**GOAL**
Pull each line containing "From" out of the data and copy it.

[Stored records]
/---

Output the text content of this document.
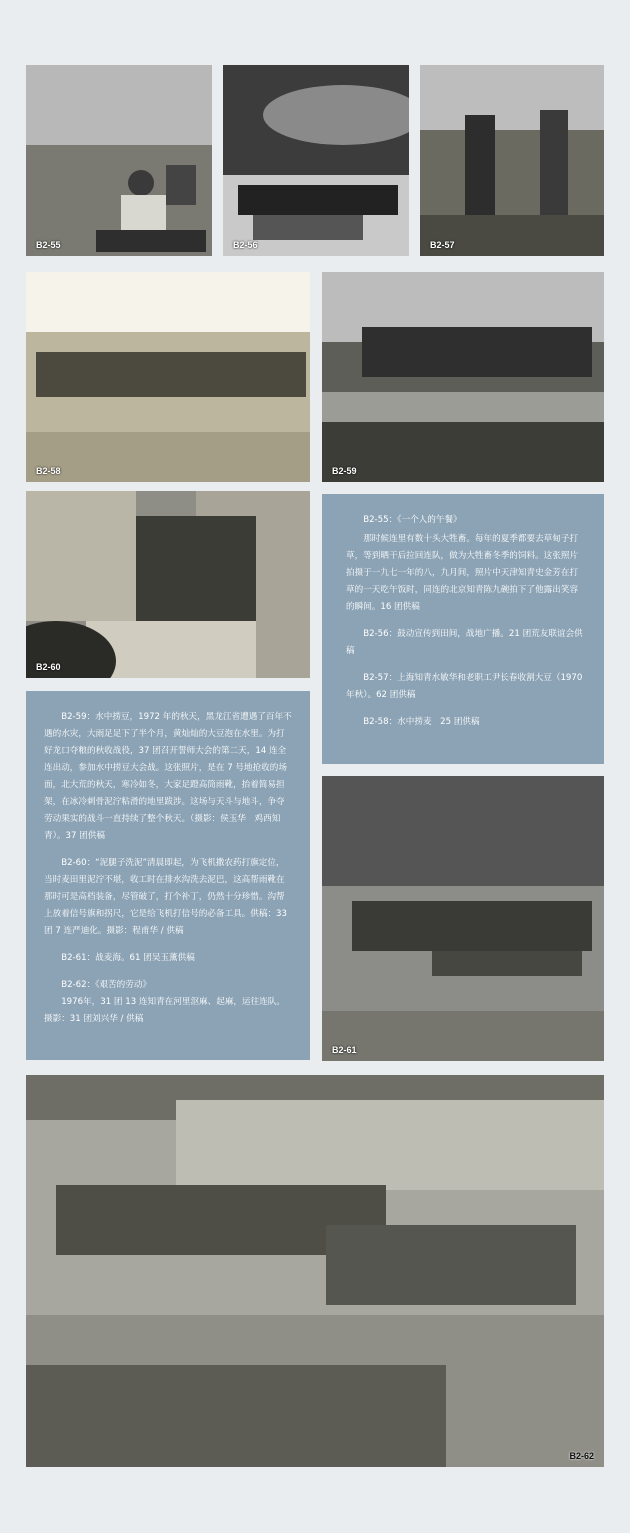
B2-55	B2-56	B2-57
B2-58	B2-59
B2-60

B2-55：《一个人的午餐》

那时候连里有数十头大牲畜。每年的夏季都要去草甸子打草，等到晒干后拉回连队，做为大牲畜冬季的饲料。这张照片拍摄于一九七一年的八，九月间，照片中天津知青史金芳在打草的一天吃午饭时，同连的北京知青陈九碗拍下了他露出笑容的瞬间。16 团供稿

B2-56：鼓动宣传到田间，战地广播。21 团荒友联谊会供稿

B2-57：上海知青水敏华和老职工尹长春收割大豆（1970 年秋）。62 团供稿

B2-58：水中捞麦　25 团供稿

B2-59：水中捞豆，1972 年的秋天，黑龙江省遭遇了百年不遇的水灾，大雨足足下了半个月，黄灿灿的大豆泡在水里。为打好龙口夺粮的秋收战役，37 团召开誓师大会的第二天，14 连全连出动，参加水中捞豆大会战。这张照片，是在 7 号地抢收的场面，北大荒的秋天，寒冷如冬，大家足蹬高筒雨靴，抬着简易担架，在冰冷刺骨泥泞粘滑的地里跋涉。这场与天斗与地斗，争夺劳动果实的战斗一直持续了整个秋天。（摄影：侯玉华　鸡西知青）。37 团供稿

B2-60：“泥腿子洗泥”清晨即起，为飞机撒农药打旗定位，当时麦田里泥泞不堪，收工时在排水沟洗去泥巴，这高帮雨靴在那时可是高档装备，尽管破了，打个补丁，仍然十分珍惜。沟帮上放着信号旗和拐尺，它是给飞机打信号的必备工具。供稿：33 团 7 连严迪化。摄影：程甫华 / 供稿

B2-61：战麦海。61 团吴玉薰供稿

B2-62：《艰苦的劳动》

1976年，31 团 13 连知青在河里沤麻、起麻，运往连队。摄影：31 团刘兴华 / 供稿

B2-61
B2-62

\---
/---

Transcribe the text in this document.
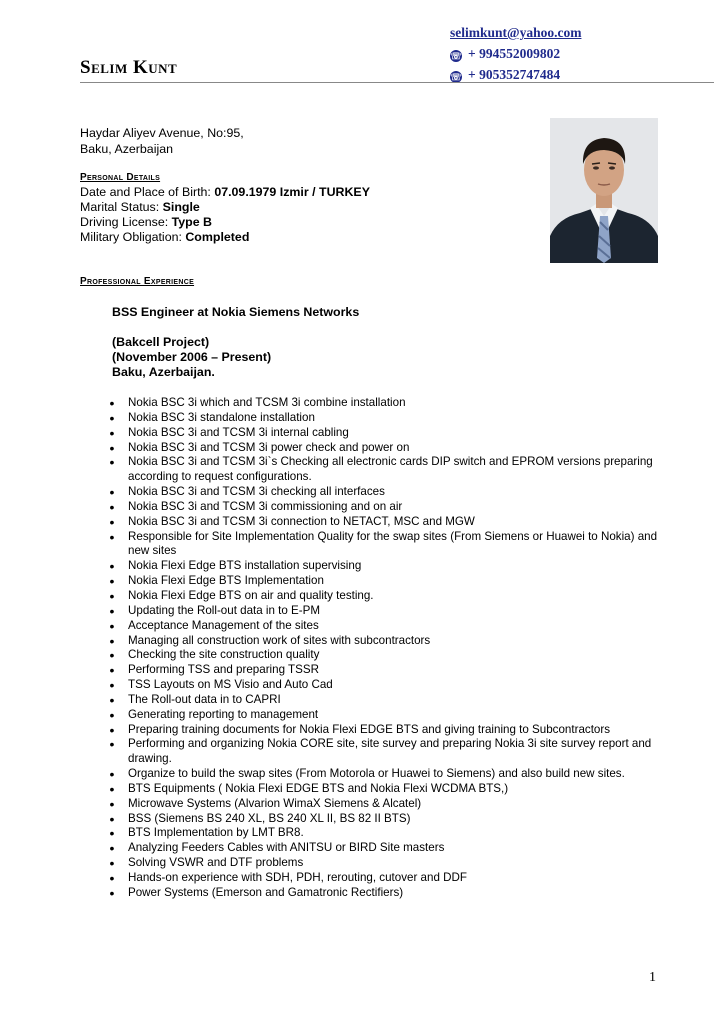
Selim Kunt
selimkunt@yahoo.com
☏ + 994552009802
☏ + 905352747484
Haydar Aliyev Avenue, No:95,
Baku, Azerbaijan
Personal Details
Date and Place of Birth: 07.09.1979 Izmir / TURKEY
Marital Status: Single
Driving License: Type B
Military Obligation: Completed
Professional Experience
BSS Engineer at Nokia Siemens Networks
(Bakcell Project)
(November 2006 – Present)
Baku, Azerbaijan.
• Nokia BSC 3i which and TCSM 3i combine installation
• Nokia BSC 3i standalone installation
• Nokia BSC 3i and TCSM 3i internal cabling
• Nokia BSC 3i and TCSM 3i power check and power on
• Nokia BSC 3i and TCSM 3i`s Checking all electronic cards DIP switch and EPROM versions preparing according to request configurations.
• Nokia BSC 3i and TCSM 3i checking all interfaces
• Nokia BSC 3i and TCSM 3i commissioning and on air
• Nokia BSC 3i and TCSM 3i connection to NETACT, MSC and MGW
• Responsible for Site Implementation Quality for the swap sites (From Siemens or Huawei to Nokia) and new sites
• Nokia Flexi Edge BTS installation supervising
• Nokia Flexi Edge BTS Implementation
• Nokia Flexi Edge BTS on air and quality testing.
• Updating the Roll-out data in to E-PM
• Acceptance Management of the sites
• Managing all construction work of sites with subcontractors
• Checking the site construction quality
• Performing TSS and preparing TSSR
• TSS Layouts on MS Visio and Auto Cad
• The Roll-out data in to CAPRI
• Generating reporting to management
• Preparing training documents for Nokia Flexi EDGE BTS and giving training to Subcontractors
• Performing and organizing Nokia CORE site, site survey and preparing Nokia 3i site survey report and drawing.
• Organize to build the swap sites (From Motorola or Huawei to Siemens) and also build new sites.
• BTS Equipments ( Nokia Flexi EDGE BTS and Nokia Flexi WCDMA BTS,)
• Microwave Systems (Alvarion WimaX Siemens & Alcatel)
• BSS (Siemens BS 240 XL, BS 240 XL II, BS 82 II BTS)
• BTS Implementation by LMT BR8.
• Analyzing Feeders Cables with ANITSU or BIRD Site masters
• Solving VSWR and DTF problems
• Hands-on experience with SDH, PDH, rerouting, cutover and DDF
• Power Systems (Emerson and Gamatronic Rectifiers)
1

\---

**FINISHED EXERCISE**
• Responsible for Site Implementation Quality for the swap sites (From Siemens or Huawei to Nokia) and new sites
• Organize to build the swap sites (From Motorola or Huawei to Siemens) and also build new sites.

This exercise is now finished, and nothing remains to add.